* Directions
Wherever a line in the data below holds "mention", copy that line.

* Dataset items
☆ ☆ ☆ ☆ ☆ ☆ ☆
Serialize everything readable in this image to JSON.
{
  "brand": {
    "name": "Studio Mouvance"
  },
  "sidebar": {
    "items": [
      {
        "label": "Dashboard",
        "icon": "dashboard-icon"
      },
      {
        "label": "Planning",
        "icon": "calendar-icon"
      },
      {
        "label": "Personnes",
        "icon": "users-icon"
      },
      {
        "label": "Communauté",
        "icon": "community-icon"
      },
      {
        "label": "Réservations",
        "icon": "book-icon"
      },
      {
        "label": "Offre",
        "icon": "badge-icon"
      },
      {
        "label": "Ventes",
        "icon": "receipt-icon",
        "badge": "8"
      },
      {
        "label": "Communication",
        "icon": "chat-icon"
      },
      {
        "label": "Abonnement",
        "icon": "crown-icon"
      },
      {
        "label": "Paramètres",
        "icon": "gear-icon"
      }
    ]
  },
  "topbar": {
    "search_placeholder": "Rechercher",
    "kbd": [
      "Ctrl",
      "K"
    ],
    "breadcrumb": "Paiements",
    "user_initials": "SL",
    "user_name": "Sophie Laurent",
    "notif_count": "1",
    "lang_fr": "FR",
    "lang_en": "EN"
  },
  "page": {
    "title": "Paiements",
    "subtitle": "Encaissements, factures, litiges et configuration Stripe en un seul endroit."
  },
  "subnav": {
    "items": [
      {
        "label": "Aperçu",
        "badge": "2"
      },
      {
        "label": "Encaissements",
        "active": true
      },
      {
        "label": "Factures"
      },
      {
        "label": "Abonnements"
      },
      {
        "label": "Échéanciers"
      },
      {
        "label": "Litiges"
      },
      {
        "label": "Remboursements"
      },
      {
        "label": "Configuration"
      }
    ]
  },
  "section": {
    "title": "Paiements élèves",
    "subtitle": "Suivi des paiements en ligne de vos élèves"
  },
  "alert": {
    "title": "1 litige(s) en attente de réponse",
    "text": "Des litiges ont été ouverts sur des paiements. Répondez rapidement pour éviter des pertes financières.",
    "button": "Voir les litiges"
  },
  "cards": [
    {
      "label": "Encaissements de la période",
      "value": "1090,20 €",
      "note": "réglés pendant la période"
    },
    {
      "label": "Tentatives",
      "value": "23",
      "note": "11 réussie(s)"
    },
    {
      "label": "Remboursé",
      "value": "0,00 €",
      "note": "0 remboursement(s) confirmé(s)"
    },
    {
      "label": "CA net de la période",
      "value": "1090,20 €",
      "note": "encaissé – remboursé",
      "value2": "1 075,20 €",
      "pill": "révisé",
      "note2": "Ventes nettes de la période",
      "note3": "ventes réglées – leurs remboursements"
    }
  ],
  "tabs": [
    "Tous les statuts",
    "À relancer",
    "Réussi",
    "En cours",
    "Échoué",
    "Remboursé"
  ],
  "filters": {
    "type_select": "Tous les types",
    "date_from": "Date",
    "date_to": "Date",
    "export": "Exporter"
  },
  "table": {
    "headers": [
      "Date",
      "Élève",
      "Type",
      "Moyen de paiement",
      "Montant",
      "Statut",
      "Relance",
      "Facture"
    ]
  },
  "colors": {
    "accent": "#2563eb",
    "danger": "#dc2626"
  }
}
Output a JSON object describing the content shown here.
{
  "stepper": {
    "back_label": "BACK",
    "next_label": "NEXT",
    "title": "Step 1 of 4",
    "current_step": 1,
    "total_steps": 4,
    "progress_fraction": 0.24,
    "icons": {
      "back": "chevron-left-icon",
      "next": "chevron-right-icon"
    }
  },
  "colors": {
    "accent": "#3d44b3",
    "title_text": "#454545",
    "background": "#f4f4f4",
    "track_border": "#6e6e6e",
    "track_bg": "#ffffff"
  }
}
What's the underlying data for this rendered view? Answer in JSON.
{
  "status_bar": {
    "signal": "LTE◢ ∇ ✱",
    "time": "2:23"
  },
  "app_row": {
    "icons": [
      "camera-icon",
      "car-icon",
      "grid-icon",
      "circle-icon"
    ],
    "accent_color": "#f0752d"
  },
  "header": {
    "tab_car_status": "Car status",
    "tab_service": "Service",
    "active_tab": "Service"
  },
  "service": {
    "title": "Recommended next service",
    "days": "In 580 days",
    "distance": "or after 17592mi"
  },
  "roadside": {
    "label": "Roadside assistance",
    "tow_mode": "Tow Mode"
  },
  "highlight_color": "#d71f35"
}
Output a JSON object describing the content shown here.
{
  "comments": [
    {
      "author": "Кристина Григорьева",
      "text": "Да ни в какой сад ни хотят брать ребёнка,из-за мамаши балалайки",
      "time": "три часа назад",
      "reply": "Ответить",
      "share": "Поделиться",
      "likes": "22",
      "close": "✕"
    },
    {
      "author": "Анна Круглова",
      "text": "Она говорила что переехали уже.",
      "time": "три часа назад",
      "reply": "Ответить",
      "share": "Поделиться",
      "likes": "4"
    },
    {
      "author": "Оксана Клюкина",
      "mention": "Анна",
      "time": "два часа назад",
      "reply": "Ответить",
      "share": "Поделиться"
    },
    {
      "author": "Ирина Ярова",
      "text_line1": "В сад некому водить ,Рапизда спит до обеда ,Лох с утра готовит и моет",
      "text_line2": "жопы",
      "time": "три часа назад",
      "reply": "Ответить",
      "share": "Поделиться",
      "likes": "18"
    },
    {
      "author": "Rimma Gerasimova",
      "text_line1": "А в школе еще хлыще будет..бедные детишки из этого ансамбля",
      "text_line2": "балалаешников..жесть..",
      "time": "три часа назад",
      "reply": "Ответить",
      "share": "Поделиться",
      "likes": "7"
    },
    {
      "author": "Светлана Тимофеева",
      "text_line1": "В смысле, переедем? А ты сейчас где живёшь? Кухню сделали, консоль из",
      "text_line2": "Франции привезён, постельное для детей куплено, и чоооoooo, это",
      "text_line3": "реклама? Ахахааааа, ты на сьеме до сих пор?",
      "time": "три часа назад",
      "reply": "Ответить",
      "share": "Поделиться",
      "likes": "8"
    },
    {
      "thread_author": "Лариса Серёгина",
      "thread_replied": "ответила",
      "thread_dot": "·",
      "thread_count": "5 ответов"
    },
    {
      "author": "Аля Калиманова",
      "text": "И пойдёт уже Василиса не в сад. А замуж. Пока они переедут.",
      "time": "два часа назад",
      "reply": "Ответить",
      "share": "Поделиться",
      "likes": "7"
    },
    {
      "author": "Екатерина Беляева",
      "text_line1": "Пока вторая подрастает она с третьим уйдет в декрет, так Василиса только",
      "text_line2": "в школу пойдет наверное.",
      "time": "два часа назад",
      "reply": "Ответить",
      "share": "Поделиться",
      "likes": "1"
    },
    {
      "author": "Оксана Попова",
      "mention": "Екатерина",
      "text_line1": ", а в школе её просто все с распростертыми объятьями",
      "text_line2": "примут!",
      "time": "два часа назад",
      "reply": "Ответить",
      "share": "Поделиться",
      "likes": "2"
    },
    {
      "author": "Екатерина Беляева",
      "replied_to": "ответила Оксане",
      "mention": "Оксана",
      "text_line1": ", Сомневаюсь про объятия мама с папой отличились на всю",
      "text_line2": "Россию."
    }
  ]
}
☆ ☆ ☆ ☆ ☆ ☆ ☆
* Solution
      "mention": "Анна",
      "mention": "Екатерина",
      "mention": "Оксана",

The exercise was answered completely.